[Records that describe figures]
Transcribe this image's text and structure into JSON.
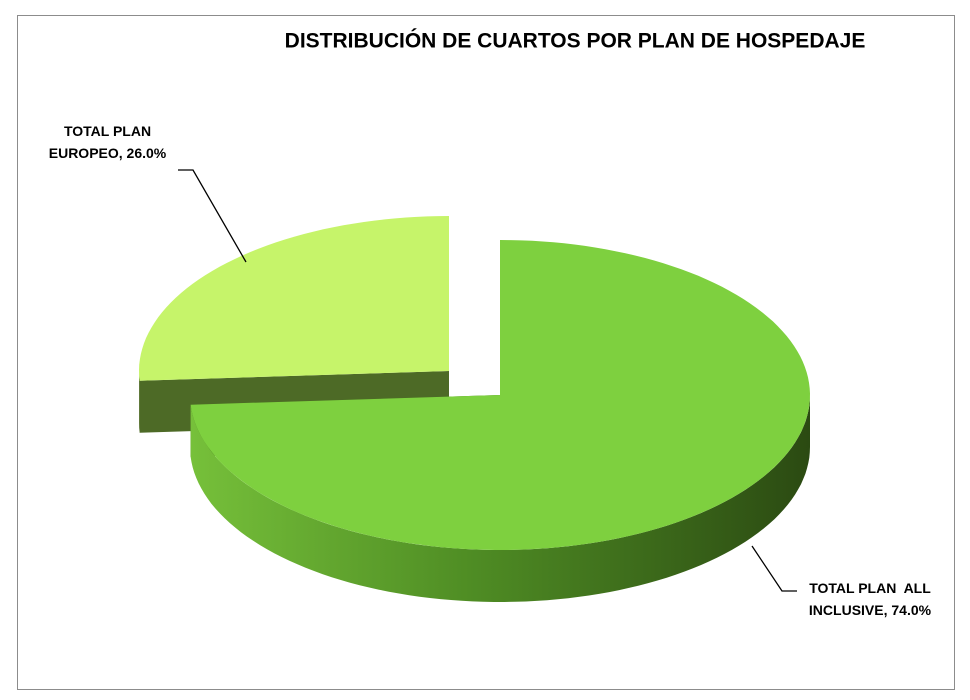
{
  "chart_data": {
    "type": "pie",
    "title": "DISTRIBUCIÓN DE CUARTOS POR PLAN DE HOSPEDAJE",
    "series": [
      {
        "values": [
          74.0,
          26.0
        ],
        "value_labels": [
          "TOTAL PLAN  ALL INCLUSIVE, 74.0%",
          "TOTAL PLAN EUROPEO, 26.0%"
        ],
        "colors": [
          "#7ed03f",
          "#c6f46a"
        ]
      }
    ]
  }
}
* * *
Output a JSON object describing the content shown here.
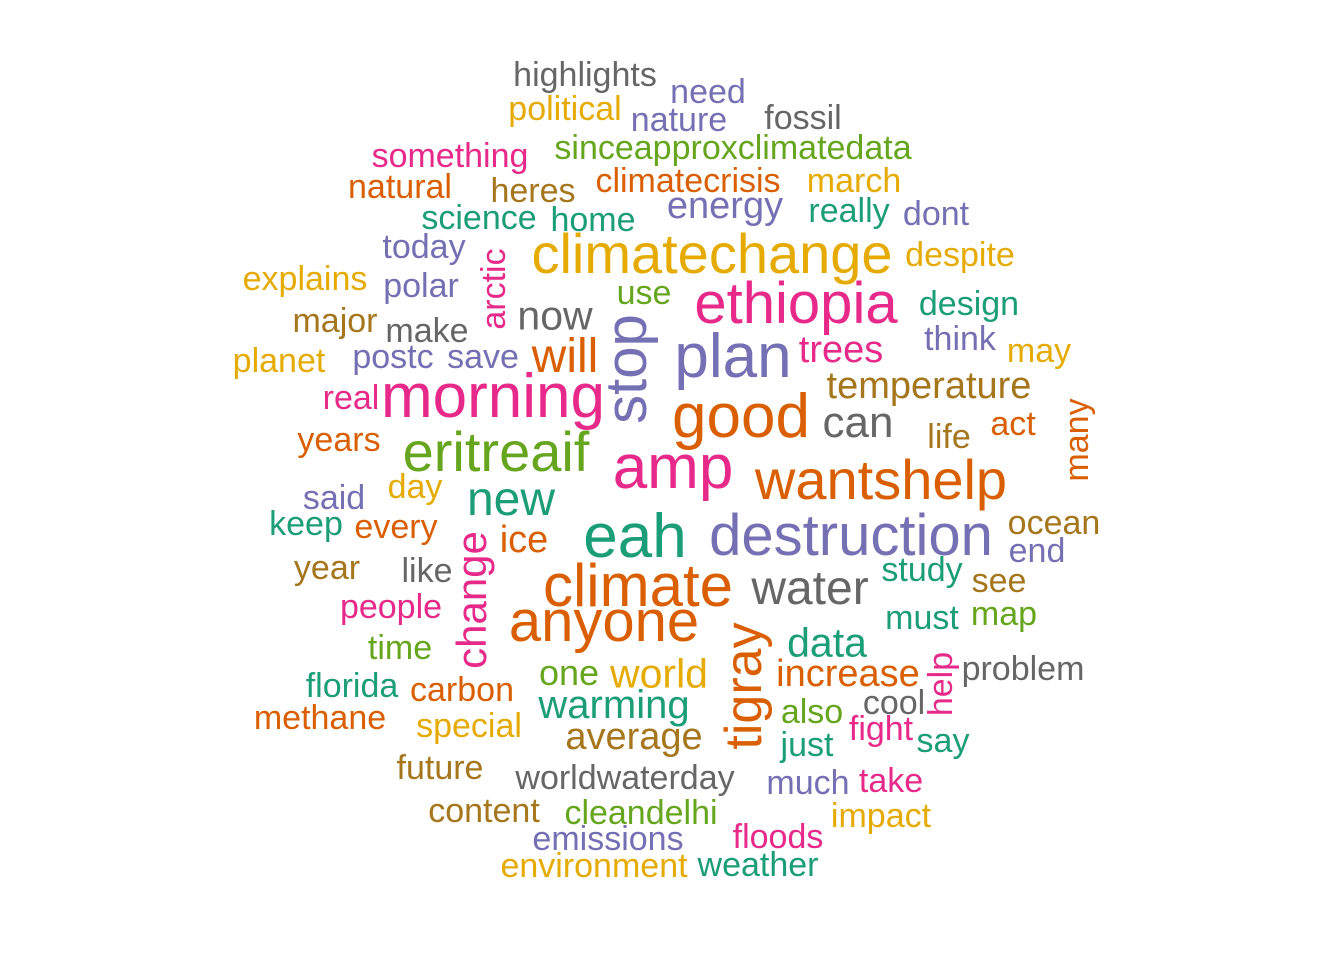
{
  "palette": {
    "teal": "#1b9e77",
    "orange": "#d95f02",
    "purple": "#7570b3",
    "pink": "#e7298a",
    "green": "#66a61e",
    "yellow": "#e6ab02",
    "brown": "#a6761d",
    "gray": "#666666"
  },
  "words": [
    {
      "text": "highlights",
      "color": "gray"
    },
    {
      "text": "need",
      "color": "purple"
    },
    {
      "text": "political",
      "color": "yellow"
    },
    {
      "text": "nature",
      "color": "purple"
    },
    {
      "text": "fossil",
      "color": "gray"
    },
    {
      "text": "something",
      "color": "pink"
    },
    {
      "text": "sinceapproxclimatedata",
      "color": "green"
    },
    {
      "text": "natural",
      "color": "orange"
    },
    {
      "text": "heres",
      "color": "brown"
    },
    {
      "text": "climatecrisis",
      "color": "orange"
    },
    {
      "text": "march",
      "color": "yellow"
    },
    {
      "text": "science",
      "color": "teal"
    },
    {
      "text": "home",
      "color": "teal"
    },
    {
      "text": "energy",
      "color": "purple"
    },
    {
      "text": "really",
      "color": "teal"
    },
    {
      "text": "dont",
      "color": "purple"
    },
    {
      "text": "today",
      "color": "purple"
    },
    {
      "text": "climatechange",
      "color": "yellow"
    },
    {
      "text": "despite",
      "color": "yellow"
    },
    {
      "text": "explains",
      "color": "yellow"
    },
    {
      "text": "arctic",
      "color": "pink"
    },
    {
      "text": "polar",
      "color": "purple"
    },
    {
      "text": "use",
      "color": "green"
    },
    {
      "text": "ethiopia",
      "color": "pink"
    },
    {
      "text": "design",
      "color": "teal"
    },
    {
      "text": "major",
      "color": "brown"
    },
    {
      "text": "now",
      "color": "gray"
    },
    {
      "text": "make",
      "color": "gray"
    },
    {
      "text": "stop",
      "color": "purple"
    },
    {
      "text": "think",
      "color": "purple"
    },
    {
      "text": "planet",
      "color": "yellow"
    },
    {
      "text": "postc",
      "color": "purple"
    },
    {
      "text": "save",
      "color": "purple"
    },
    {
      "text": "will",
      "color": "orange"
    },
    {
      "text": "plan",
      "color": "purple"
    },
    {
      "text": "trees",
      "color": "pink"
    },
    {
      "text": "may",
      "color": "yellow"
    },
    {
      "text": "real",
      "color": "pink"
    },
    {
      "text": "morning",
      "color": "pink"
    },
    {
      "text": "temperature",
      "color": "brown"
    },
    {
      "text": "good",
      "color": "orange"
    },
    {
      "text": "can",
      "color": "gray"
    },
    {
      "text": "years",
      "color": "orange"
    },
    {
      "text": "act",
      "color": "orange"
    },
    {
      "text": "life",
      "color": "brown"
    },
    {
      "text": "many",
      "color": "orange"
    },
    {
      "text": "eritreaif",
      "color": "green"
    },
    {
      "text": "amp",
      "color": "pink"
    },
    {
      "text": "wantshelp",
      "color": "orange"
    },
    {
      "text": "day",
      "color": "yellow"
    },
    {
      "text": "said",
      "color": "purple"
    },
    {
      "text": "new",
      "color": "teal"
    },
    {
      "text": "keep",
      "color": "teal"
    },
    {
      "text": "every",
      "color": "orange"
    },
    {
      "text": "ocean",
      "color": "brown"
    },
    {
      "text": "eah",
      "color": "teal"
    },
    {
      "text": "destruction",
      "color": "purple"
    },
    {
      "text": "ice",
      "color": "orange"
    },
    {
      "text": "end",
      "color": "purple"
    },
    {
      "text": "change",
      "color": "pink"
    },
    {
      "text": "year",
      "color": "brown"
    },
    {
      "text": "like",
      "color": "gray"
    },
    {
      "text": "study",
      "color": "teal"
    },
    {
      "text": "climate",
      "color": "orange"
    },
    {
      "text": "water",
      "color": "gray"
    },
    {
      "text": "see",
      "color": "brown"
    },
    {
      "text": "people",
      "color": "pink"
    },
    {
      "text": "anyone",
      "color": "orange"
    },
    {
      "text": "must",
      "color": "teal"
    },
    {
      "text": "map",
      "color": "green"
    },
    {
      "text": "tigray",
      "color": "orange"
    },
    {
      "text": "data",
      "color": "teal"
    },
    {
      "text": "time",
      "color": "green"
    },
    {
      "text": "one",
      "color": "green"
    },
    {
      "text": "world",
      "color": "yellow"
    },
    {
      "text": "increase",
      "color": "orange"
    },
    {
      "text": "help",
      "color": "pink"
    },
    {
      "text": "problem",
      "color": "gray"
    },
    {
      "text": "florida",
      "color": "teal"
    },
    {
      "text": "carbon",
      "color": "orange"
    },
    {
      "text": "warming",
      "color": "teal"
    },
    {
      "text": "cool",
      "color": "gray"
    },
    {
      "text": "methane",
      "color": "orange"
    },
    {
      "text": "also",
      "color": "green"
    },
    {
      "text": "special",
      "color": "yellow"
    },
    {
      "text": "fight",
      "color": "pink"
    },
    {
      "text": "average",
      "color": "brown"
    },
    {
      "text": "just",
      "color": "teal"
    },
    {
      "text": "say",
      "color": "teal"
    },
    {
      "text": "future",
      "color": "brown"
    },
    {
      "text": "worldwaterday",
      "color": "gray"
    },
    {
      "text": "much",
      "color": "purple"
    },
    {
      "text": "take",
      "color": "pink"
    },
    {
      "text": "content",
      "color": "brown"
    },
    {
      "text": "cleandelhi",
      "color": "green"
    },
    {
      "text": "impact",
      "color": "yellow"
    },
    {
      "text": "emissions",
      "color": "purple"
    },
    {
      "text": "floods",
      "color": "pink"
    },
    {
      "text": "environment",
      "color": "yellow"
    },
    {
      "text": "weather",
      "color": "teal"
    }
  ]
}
==
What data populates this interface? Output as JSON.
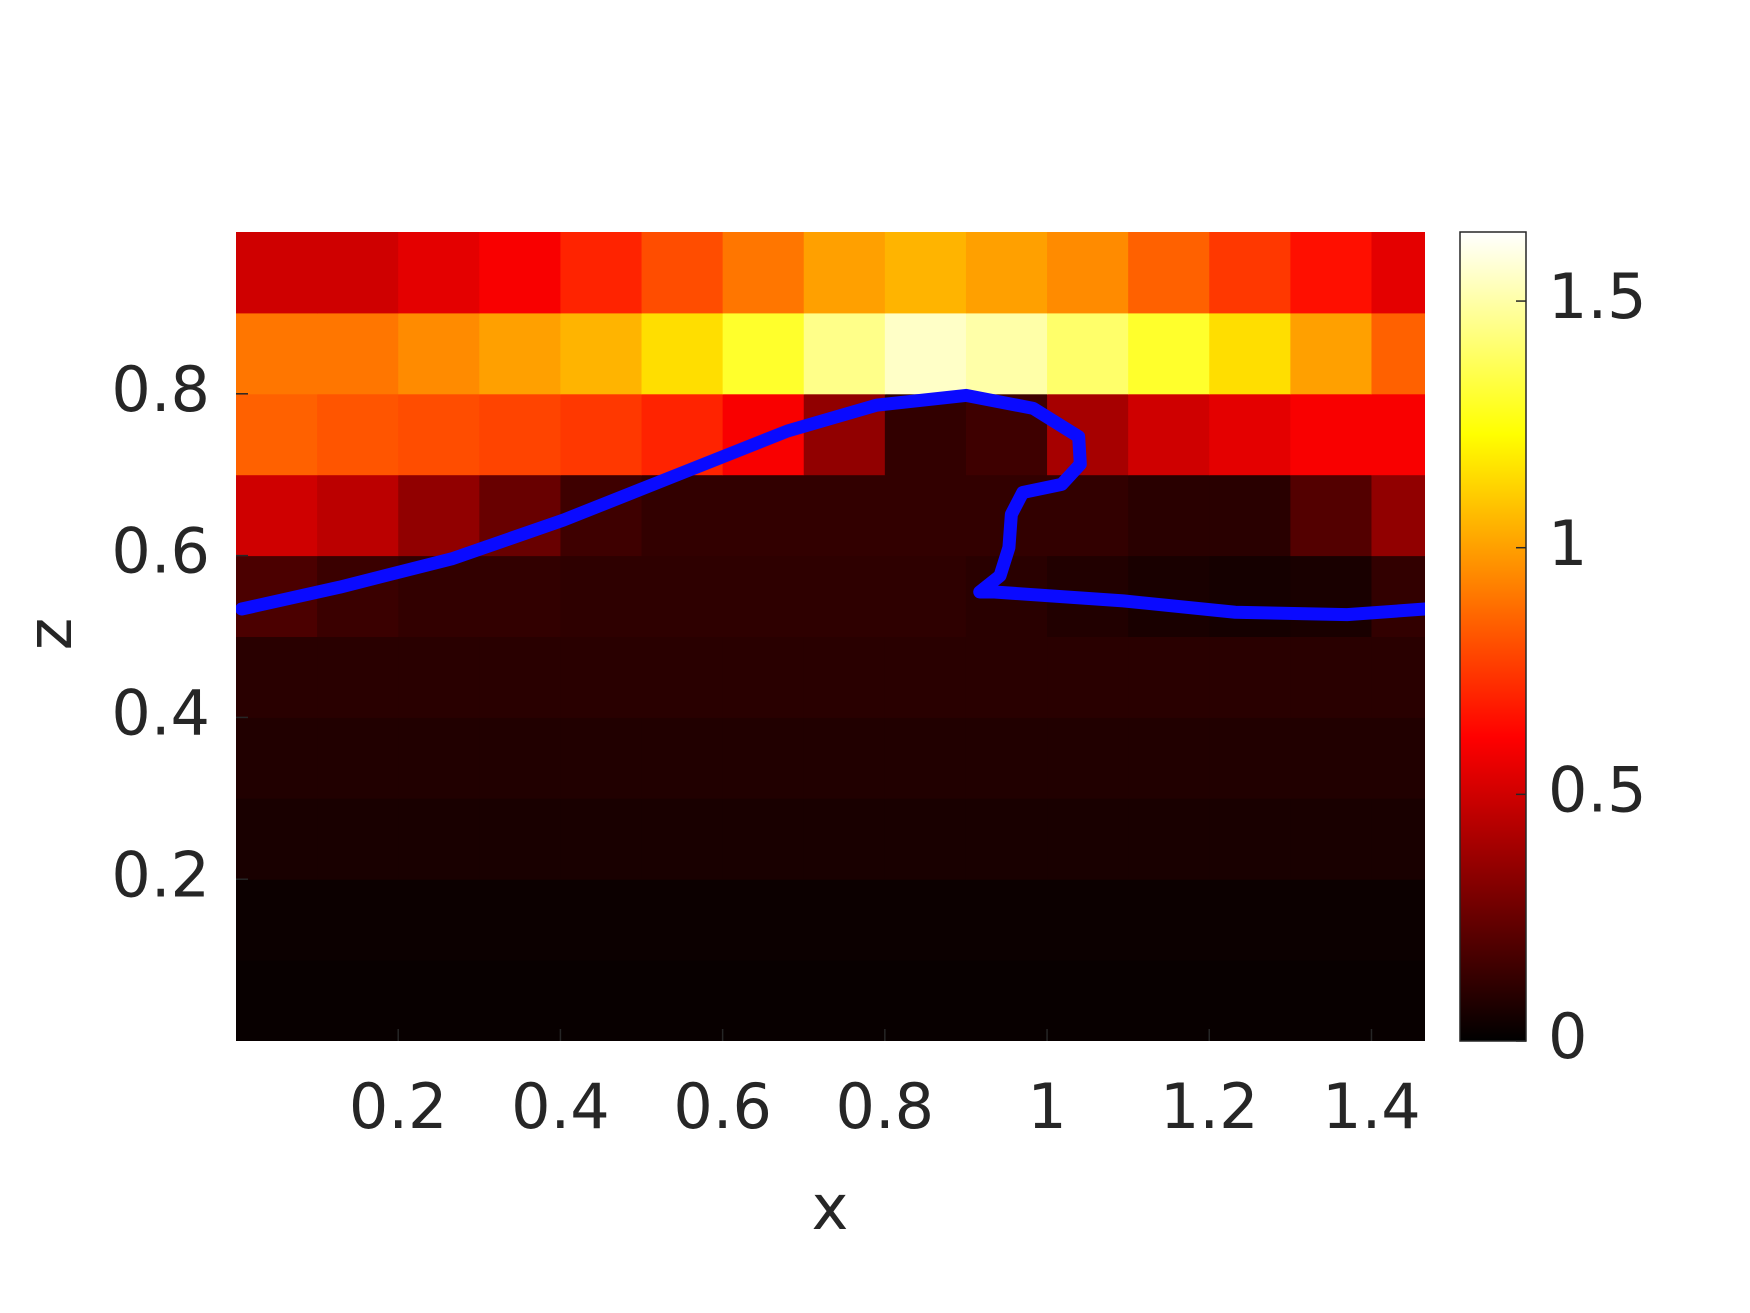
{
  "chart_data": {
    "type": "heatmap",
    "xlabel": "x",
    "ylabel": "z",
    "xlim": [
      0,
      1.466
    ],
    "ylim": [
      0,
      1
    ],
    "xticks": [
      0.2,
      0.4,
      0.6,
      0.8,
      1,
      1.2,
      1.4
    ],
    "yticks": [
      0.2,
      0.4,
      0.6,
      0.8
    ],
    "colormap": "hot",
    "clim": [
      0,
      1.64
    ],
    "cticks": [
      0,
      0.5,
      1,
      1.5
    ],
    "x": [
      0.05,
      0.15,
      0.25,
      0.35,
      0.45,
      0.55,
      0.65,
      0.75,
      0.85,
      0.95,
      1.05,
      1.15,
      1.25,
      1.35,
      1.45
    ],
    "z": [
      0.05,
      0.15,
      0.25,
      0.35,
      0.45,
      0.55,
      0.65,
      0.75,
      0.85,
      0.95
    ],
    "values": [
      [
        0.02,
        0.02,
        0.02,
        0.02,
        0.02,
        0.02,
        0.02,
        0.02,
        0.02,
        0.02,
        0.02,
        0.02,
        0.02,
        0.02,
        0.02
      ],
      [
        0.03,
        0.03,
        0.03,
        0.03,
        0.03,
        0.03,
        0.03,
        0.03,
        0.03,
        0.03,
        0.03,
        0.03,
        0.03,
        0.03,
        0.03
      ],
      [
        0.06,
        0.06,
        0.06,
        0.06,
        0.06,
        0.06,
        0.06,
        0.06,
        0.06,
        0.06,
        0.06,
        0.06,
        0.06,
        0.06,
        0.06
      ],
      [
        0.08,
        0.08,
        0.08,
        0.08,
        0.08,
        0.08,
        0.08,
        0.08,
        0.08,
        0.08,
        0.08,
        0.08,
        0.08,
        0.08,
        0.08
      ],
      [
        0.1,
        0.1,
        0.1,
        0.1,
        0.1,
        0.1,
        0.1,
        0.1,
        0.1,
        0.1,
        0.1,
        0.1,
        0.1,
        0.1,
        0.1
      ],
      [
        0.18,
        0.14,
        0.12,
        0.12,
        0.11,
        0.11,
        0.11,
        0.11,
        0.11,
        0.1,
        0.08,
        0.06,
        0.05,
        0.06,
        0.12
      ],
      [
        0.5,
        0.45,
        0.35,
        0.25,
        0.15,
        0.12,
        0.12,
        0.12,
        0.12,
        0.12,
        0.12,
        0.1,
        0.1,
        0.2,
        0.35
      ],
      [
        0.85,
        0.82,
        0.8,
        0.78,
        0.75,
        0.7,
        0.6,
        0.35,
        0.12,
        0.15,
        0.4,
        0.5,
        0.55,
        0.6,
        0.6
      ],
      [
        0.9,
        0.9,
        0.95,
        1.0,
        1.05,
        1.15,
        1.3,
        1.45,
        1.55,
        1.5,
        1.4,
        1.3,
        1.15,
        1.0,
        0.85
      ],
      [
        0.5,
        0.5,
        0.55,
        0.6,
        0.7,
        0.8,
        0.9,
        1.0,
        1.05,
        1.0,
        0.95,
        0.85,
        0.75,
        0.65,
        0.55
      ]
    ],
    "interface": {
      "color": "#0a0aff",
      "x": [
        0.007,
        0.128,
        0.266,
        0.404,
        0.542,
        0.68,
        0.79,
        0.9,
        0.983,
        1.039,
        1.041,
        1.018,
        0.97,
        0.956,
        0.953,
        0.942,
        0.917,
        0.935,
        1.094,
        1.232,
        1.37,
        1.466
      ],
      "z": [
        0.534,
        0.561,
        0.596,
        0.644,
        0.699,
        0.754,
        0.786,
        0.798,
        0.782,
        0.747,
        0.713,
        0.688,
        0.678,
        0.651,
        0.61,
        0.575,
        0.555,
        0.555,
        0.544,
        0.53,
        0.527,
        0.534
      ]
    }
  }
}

→ Problem requirements
Pick each line holding the word "TOTAL" out of the listing.

→ The output
          "TOTAL PLAN  ALL INCLUSIVE, 74.0%",
          "TOTAL PLAN EUROPEO, 26.0%"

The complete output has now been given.